* START Data *

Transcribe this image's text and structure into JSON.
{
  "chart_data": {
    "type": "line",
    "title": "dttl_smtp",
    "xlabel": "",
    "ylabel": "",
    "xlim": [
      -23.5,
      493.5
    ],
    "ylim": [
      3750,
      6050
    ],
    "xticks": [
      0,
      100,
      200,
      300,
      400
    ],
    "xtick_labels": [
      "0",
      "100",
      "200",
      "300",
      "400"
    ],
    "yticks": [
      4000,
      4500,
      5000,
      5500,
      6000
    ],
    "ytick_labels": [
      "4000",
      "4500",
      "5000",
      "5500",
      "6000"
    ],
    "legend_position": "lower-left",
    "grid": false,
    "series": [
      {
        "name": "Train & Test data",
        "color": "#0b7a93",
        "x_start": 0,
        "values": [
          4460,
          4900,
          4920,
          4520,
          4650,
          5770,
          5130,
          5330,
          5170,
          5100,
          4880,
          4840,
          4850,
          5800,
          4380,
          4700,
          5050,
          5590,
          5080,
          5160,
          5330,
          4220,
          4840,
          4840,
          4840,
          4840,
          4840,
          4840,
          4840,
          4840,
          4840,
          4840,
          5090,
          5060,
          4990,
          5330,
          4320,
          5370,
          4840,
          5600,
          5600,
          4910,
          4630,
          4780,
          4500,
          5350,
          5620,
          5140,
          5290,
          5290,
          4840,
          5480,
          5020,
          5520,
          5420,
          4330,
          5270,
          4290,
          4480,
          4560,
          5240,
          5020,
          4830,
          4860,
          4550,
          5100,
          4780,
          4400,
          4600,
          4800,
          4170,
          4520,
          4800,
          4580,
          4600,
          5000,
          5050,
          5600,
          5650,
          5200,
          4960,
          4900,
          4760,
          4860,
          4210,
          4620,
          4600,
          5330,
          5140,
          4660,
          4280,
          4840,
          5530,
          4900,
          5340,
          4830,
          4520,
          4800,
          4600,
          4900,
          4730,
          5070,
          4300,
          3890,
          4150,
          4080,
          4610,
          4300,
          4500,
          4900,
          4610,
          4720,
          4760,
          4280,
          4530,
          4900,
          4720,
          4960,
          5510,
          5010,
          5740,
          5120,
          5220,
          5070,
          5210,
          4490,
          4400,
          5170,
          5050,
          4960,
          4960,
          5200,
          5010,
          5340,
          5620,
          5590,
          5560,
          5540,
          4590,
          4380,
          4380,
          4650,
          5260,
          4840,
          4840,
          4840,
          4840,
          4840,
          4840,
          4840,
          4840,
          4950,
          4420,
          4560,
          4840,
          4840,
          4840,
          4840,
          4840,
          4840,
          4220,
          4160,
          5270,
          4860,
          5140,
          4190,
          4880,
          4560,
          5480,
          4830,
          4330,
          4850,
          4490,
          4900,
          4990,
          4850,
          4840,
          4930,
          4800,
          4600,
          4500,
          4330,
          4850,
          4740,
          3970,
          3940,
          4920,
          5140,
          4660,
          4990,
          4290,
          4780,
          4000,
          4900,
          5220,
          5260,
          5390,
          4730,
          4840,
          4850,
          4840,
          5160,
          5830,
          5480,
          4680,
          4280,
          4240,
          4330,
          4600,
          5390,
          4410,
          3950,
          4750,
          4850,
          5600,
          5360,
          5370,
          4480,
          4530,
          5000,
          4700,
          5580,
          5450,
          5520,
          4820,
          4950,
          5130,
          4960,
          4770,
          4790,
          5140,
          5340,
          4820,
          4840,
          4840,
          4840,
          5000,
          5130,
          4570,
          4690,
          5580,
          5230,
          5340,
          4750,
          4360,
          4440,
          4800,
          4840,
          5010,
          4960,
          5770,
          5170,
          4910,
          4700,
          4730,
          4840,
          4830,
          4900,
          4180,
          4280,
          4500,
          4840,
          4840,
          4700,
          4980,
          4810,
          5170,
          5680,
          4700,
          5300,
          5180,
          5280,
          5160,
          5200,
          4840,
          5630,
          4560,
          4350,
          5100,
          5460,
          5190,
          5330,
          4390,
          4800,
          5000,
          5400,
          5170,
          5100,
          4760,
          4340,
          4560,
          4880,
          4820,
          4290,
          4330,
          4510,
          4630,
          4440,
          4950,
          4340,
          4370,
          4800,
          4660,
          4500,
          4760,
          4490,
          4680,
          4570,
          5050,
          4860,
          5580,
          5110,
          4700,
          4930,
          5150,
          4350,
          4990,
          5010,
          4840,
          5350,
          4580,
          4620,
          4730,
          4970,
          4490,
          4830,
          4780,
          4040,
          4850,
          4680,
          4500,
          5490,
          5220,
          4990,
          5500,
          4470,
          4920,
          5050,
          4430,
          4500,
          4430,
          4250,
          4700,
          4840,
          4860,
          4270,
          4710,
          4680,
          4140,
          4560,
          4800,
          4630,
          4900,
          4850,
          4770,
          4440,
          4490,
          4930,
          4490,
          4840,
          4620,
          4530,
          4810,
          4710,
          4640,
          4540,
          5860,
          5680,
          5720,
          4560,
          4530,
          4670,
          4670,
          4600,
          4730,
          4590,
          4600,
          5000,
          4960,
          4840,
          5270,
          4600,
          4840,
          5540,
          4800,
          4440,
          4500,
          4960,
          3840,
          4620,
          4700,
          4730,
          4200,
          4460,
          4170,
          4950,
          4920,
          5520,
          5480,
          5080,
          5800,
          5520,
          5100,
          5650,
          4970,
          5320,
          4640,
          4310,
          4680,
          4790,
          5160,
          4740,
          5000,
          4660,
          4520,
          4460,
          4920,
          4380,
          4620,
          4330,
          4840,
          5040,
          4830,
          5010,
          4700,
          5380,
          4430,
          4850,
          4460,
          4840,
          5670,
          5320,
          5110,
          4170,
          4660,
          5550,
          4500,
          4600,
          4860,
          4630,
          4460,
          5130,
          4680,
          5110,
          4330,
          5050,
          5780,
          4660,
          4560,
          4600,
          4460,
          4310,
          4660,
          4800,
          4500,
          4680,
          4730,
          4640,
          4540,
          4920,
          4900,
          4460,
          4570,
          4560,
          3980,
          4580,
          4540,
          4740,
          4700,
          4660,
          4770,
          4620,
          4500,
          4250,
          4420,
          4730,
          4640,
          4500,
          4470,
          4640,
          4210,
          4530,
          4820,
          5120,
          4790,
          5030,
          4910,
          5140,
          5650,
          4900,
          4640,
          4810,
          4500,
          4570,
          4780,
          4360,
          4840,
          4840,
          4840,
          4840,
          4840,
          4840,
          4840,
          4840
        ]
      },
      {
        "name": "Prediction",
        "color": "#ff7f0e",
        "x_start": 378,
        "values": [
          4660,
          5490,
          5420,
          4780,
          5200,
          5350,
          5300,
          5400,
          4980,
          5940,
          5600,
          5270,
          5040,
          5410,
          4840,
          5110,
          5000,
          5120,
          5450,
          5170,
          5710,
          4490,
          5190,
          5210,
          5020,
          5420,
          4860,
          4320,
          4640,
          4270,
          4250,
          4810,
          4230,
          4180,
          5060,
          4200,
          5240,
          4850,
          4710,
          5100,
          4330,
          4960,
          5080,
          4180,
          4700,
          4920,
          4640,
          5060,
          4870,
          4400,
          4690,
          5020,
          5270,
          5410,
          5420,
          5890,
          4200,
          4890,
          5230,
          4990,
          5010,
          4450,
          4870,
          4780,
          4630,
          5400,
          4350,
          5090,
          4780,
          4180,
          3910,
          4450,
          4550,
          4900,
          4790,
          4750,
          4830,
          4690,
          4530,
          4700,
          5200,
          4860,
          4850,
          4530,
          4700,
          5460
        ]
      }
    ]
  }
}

* END Data *

→ **What is required**:
Select the lines from the entries that include the word "name".

→ **Result of the exercise**:
        "name": "Train & Test data",
        "name": "Prediction",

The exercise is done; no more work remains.